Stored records
__________
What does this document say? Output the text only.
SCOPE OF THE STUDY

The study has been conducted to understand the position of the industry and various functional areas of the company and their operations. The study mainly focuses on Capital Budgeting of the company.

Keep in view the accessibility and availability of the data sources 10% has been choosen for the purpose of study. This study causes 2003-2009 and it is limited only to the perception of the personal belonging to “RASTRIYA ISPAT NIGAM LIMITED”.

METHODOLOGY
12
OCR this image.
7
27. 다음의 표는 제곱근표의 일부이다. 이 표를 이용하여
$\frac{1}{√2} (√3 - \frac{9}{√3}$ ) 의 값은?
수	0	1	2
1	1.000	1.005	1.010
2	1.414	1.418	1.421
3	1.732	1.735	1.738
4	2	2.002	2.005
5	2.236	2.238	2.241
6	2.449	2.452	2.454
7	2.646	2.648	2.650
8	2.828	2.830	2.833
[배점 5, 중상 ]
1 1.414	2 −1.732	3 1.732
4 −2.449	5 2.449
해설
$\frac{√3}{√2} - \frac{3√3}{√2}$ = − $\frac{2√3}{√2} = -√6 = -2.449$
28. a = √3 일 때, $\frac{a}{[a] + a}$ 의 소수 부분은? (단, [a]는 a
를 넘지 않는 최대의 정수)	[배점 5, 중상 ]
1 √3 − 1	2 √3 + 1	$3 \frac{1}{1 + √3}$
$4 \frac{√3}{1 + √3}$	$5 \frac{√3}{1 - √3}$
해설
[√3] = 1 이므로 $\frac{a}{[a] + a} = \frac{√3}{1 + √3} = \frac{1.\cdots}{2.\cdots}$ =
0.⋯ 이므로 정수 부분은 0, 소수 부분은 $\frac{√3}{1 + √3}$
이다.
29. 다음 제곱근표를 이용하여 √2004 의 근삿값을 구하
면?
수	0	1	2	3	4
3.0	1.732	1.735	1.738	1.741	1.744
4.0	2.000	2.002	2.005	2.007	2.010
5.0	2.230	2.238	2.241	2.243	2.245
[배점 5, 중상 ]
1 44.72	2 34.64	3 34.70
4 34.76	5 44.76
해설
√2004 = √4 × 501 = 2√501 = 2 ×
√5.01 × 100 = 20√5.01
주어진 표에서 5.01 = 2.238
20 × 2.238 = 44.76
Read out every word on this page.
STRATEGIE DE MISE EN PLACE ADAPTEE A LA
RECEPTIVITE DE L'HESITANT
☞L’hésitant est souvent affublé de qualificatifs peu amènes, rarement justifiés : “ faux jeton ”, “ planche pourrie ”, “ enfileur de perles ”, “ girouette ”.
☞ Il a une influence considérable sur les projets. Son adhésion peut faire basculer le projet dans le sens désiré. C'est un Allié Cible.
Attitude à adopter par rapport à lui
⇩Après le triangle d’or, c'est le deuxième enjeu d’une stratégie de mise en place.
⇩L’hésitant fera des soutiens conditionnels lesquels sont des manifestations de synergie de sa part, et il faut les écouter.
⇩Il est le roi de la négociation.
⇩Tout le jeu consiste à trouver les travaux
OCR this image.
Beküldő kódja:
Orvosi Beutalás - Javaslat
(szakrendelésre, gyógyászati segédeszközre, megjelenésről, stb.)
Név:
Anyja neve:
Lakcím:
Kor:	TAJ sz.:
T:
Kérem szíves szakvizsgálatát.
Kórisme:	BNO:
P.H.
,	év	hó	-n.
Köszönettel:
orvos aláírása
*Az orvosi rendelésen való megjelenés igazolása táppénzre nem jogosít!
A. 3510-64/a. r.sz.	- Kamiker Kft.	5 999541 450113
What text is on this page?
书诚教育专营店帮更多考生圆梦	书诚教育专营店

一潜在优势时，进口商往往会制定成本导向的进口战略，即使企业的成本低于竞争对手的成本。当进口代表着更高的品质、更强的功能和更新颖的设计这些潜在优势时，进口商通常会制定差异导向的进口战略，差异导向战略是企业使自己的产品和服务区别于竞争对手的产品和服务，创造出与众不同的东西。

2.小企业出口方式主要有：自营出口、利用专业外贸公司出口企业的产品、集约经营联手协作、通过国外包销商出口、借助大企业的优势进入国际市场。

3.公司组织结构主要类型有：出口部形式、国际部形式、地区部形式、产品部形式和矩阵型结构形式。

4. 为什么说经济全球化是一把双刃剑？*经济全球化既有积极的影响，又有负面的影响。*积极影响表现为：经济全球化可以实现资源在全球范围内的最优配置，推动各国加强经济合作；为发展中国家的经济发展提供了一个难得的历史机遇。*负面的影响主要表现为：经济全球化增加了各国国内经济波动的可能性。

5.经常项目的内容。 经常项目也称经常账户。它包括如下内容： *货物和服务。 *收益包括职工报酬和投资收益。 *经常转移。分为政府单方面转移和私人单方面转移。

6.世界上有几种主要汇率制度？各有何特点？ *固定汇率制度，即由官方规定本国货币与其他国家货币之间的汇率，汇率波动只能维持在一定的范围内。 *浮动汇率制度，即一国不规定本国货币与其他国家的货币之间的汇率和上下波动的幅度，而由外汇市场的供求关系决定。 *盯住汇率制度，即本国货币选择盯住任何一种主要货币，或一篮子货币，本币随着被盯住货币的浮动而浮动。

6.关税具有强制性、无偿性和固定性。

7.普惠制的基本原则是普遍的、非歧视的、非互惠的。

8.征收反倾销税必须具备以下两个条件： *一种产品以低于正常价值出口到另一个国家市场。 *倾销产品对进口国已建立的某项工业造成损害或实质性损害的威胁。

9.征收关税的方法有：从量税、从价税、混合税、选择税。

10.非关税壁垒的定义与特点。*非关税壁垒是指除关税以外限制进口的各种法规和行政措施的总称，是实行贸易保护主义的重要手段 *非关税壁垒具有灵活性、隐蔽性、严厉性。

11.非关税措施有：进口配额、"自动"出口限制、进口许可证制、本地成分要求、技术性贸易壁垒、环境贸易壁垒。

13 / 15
__________
** Stated task **
Give all the entries again exactly; leave none out.

** Result **
What does this document say? Output the text only.
SCOPE OF THE STUDY

The study has been conducted to understand the position of the industry and various functional areas of the company and their operations. The study mainly focuses on Capital Budgeting of the company.

Keep in view the accessibility and availability of the data sources 10% has been choosen for the purpose of study. This study causes 2003-2009 and it is limited only to the perception of the personal belonging to “RASTRIYA ISPAT NIGAM LIMITED”.

METHODOLOGY
12
OCR this image.
7
27. 다음의 표는 제곱근표의 일부이다. 이 표를 이용하여
$\frac{1}{√2} (√3 - \frac{9}{√3}$ ) 의 값은?
수	0	1	2
1	1.000	1.005	1.010
2	1.414	1.418	1.421
3	1.732	1.735	1.738
4	2	2.002	2.005
5	2.236	2.238	2.241
6	2.449	2.452	2.454
7	2.646	2.648	2.650
8	2.828	2.830	2.833
[배점 5, 중상 ]
1 1.414	2 −1.732	3 1.732
4 −2.449	5 2.449
해설
$\frac{√3}{√2} - \frac{3√3}{√2}$ = − $\frac{2√3}{√2} = -√6 = -2.449$
28. a = √3 일 때, $\frac{a}{[a] + a}$ 의 소수 부분은? (단, [a]는 a
를 넘지 않는 최대의 정수)	[배점 5, 중상 ]
1 √3 − 1	2 √3 + 1	$3 \frac{1}{1 + √3}$
$4 \frac{√3}{1 + √3}$	$5 \frac{√3}{1 - √3}$
해설
[√3] = 1 이므로 $\frac{a}{[a] + a} = \frac{√3}{1 + √3} = \frac{1.\cdots}{2.\cdots}$ =
0.⋯ 이므로 정수 부분은 0, 소수 부분은 $\frac{√3}{1 + √3}$
이다.
29. 다음 제곱근표를 이용하여 √2004 의 근삿값을 구하
면?
수	0	1	2	3	4
3.0	1.732	1.735	1.738	1.741	1.744
4.0	2.000	2.002	2.005	2.007	2.010
5.0	2.230	2.238	2.241	2.243	2.245
[배점 5, 중상 ]
1 44.72	2 34.64	3 34.70
4 34.76	5 44.76
해설
√2004 = √4 × 501 = 2√501 = 2 ×
√5.01 × 100 = 20√5.01
주어진 표에서 5.01 = 2.238
20 × 2.238 = 44.76
Read out every word on this page.
STRATEGIE DE MISE EN PLACE ADAPTEE A LA
RECEPTIVITE DE L'HESITANT
☞L’hésitant est souvent affublé de qualificatifs peu amènes, rarement justifiés : “ faux jeton ”, “ planche pourrie ”, “ enfileur de perles ”, “ girouette ”.
☞ Il a une influence considérable sur les projets. Son adhésion peut faire basculer le projet dans le sens désiré. C'est un Allié Cible.
Attitude à adopter par rapport à lui
⇩Après le triangle d’or, c'est le deuxième enjeu d’une stratégie de mise en place.
⇩L’hésitant fera des soutiens conditionnels lesquels sont des manifestations de synergie de sa part, et il faut les écouter.
⇩Il est le roi de la négociation.
⇩Tout le jeu consiste à trouver les travaux
OCR this image.
Beküldő kódja:
Orvosi Beutalás - Javaslat
(szakrendelésre, gyógyászati segédeszközre, megjelenésről, stb.)
Név:
Anyja neve:
Lakcím:
Kor:	TAJ sz.:
T:
Kérem szíves szakvizsgálatát.
Kórisme:	BNO:
P.H.
,	év	hó	-n.
Köszönettel:
orvos aláírása
*Az orvosi rendelésen való megjelenés igazolása táppénzre nem jogosít!
A. 3510-64/a. r.sz.	- Kamiker Kft.	5 999541 450113
What text is on this page?
书诚教育专营店帮更多考生圆梦	书诚教育专营店

一潜在优势时，进口商往往会制定成本导向的进口战略，即使企业的成本低于竞争对手的成本。当进口代表着更高的品质、更强的功能和更新颖的设计这些潜在优势时，进口商通常会制定差异导向的进口战略，差异导向战略是企业使自己的产品和服务区别于竞争对手的产品和服务，创造出与众不同的东西。

2.小企业出口方式主要有：自营出口、利用专业外贸公司出口企业的产品、集约经营联手协作、通过国外包销商出口、借助大企业的优势进入国际市场。

3.公司组织结构主要类型有：出口部形式、国际部形式、地区部形式、产品部形式和矩阵型结构形式。

4. 为什么说经济全球化是一把双刃剑？*经济全球化既有积极的影响，又有负面的影响。*积极影响表现为：经济全球化可以实现资源在全球范围内的最优配置，推动各国加强经济合作；为发展中国家的经济发展提供了一个难得的历史机遇。*负面的影响主要表现为：经济全球化增加了各国国内经济波动的可能性。

5.经常项目的内容。 经常项目也称经常账户。它包括如下内容： *货物和服务。 *收益包括职工报酬和投资收益。 *经常转移。分为政府单方面转移和私人单方面转移。

6.世界上有几种主要汇率制度？各有何特点？ *固定汇率制度，即由官方规定本国货币与其他国家货币之间的汇率，汇率波动只能维持在一定的范围内。 *浮动汇率制度，即一国不规定本国货币与其他国家的货币之间的汇率和上下波动的幅度，而由外汇市场的供求关系决定。 *盯住汇率制度，即本国货币选择盯住任何一种主要货币，或一篮子货币，本币随着被盯住货币的浮动而浮动。

6.关税具有强制性、无偿性和固定性。

7.普惠制的基本原则是普遍的、非歧视的、非互惠的。

8.征收反倾销税必须具备以下两个条件： *一种产品以低于正常价值出口到另一个国家市场。 *倾销产品对进口国已建立的某项工业造成损害或实质性损害的威胁。

9.征收关税的方法有：从量税、从价税、混合税、选择税。

10.非关税壁垒的定义与特点。*非关税壁垒是指除关税以外限制进口的各种法规和行政措施的总称，是实行贸易保护主义的重要手段 *非关税壁垒具有灵活性、隐蔽性、严厉性。

11.非关税措施有：进口配额、"自动"出口限制、进口许可证制、本地成分要求、技术性贸易壁垒、环境贸易壁垒。

13 / 15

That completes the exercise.